Description of the task —
Give the number of lines in the listing below that include the word "ткань", with nothing more.
_ _ _ _ _
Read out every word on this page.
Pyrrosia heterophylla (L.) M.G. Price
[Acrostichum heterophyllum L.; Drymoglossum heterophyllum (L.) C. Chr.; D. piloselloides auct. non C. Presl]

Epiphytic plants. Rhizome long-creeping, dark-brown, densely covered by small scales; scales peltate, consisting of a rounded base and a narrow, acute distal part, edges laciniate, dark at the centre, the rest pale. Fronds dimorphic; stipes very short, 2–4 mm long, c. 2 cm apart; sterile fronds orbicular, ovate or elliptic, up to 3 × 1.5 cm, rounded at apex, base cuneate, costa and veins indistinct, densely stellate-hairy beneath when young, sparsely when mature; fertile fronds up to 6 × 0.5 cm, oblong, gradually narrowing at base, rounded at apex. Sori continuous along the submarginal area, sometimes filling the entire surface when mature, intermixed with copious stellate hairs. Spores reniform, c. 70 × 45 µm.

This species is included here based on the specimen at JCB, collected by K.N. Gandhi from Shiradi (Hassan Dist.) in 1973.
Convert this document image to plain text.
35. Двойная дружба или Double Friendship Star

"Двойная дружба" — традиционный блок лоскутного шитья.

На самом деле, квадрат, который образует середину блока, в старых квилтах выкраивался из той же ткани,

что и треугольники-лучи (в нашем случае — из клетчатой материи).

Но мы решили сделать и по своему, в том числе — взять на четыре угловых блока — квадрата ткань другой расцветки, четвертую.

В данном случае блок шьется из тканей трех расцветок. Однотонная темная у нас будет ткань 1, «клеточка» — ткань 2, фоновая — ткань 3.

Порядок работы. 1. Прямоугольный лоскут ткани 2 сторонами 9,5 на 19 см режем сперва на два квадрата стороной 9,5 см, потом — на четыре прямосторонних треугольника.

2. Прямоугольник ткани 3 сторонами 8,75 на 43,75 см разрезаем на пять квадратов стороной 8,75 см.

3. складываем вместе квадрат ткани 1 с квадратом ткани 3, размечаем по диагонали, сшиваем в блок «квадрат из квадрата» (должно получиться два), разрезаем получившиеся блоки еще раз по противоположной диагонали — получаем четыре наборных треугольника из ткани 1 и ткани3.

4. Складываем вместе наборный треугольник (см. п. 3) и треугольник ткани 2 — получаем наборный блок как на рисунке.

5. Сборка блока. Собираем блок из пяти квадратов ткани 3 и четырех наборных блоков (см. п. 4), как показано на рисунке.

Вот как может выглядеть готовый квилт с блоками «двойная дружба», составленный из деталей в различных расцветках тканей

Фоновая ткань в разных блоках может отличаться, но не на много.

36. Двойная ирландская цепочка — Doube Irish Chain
_ _ _ _ _
Correct answer —
3